━━ Information provided ━━

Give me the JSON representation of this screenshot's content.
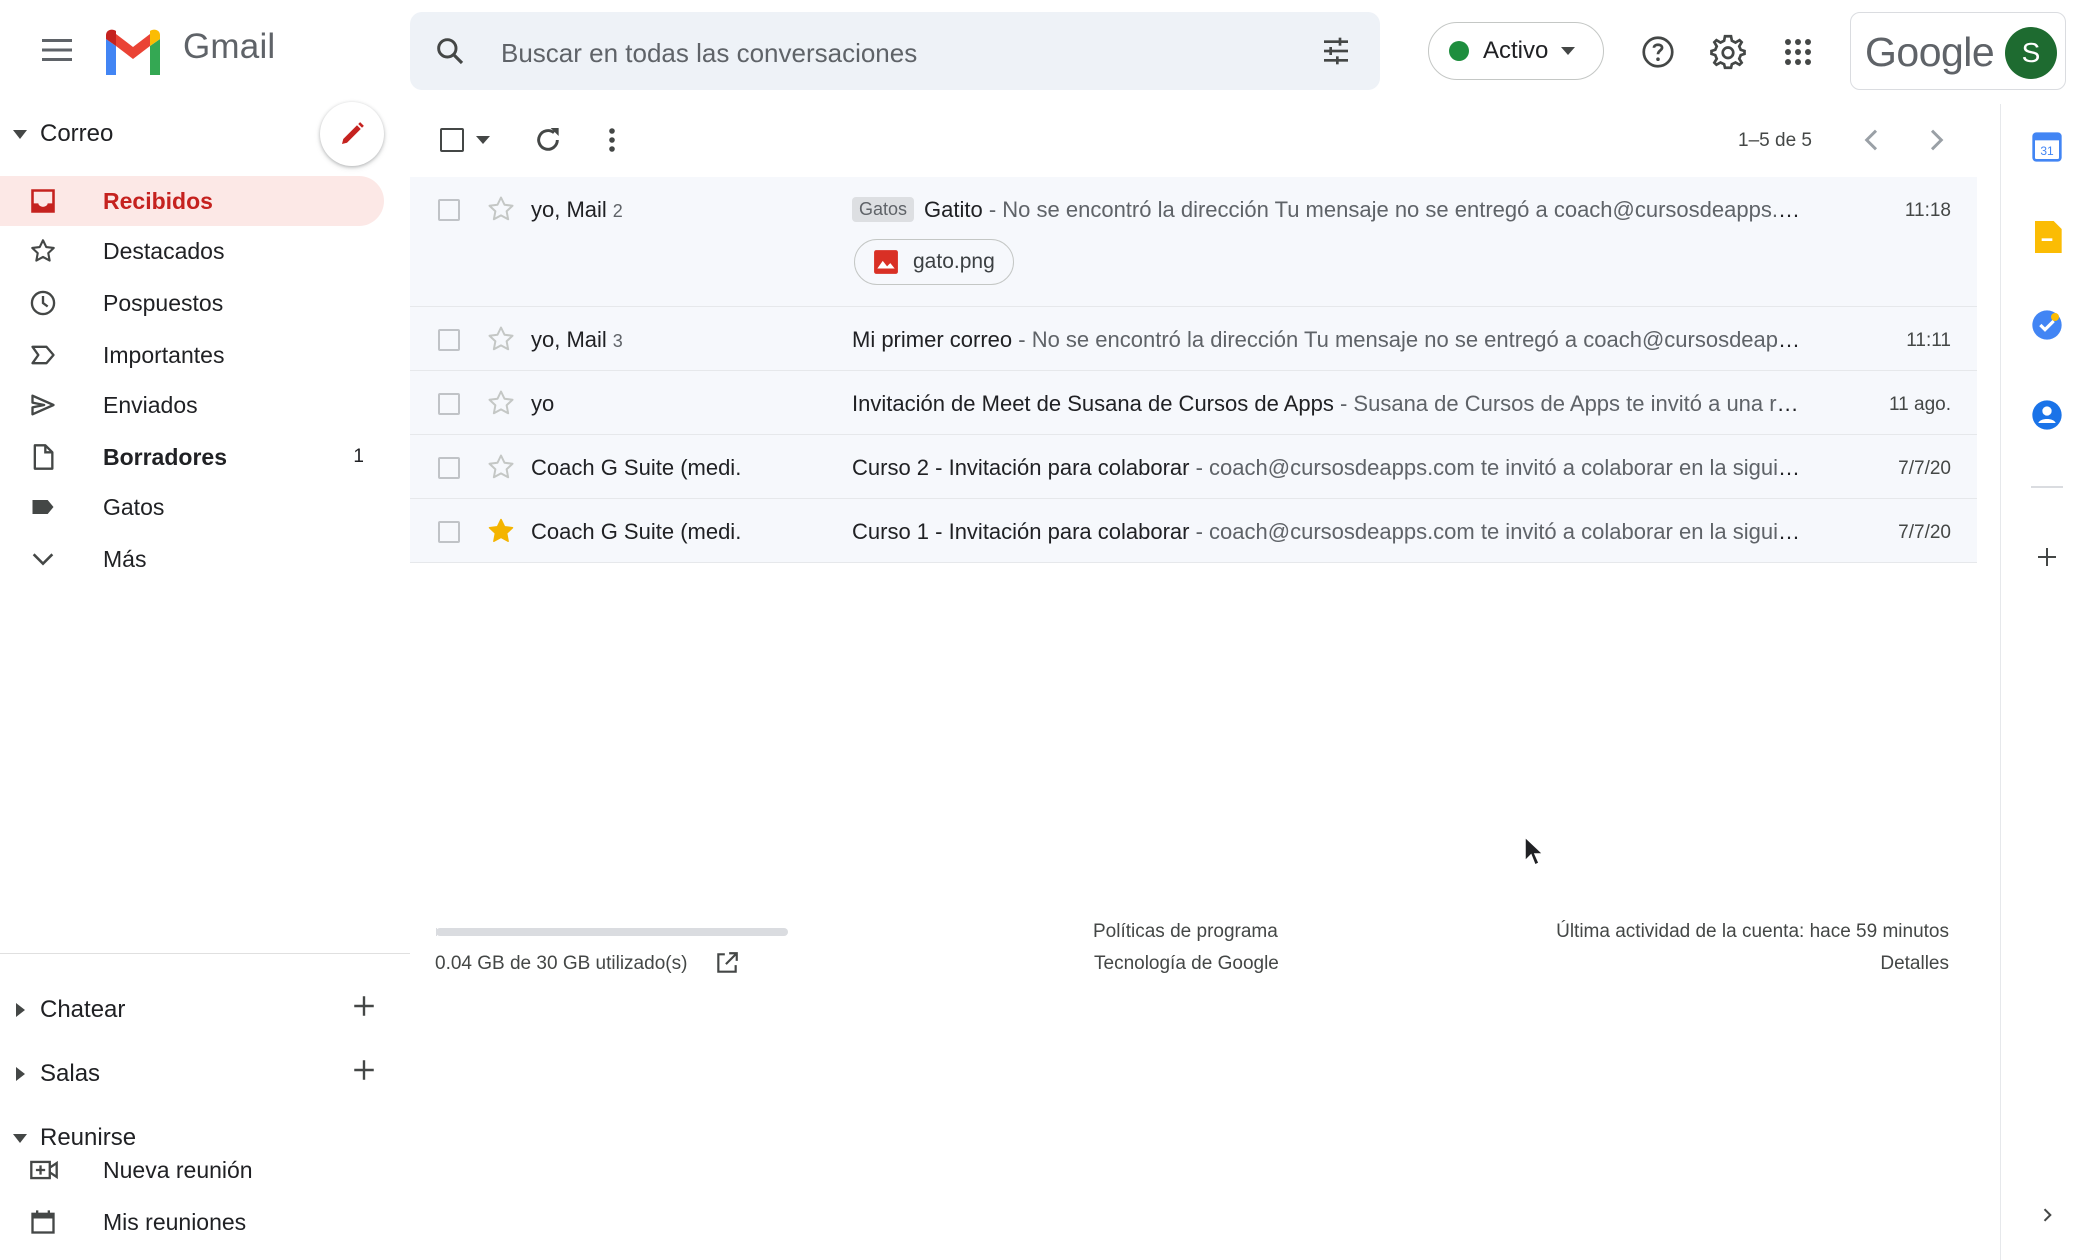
{
  "app": {
    "name": "Gmail"
  },
  "search": {
    "placeholder": "Buscar en todas las conversaciones"
  },
  "status": {
    "label": "Activo",
    "color": "#1e8e3e"
  },
  "account": {
    "brand": "Google",
    "avatar_letter": "S"
  },
  "sidebar": {
    "mail_section": "Correo",
    "items": [
      {
        "label": "Recibidos",
        "icon": "inbox-icon",
        "active": true,
        "count": ""
      },
      {
        "label": "Destacados",
        "icon": "star-icon",
        "count": ""
      },
      {
        "label": "Pospuestos",
        "icon": "clock-icon",
        "count": ""
      },
      {
        "label": "Importantes",
        "icon": "label-important-icon",
        "count": ""
      },
      {
        "label": "Enviados",
        "icon": "send-icon",
        "count": ""
      },
      {
        "label": "Borradores",
        "icon": "draft-icon",
        "count": "1",
        "bold": true
      },
      {
        "label": "Gatos",
        "icon": "label-icon",
        "count": ""
      },
      {
        "label": "Más",
        "icon": "chevron-down-icon",
        "count": ""
      }
    ],
    "chat_section": "Chatear",
    "rooms_section": "Salas",
    "meet_section": "Reunirse",
    "meet_items": [
      {
        "label": "Nueva reunión",
        "icon": "video-add-icon"
      },
      {
        "label": "Mis reuniones",
        "icon": "calendar-icon"
      }
    ]
  },
  "toolbar": {
    "pager": "1–5 de 5"
  },
  "emails": [
    {
      "sender": "yo, Mail",
      "count": "2",
      "tag": "Gatos",
      "subject": "Gatito",
      "snippet": " - No se encontró la dirección Tu mensaje no se entregó a coach@cursosdeapps.com porque no se encontró la dirección",
      "date": "11:18",
      "starred": false,
      "attachment": "gato.png"
    },
    {
      "sender": "yo, Mail",
      "count": "3",
      "tag": "",
      "subject": "Mi primer correo",
      "snippet": " - No se encontró la dirección Tu mensaje no se entregó a coach@cursosdeapps.com porque no se encontró",
      "date": "11:11",
      "starred": false
    },
    {
      "sender": "yo",
      "count": "",
      "tag": "",
      "subject": "Invitación de Meet de Susana de Cursos de Apps",
      "snippet": " - Susana de Cursos de Apps te invitó a una reunión",
      "date": "11 ago.",
      "starred": false
    },
    {
      "sender": "Coach G Suite (medi.",
      "count": "",
      "tag": "",
      "subject": "Curso 2 - Invitación para colaborar",
      "snippet": " - coach@cursosdeapps.com te invitó a colaborar en la siguiente",
      "date": "7/7/20",
      "starred": false
    },
    {
      "sender": "Coach G Suite (medi.",
      "count": "",
      "tag": "",
      "subject": "Curso 1 - Invitación para colaborar",
      "snippet": " - coach@cursosdeapps.com te invitó a colaborar en la siguiente",
      "date": "7/7/20",
      "starred": true
    }
  ],
  "footer": {
    "storage": "0.04 GB de 30 GB utilizado(s)",
    "storage_fraction": 0.0013,
    "policies": "Políticas de programa",
    "tech": "Tecnología de Google",
    "last_activity": "Última actividad de la cuenta: hace 59 minutos",
    "details": "Detalles"
  }
}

━━━

**What the task asks**. Pick out every line of the listing containing the word "entregó", and show those lines.

**Completed exercise**.
      "snippet": " - No se encontró la dirección Tu mensaje no se entregó a coach@cursosdeapps.com porque no se encontró la dirección",
      "snippet": " - No se encontró la dirección Tu mensaje no se entregó a coach@cursosdeapps.com porque no se encontró",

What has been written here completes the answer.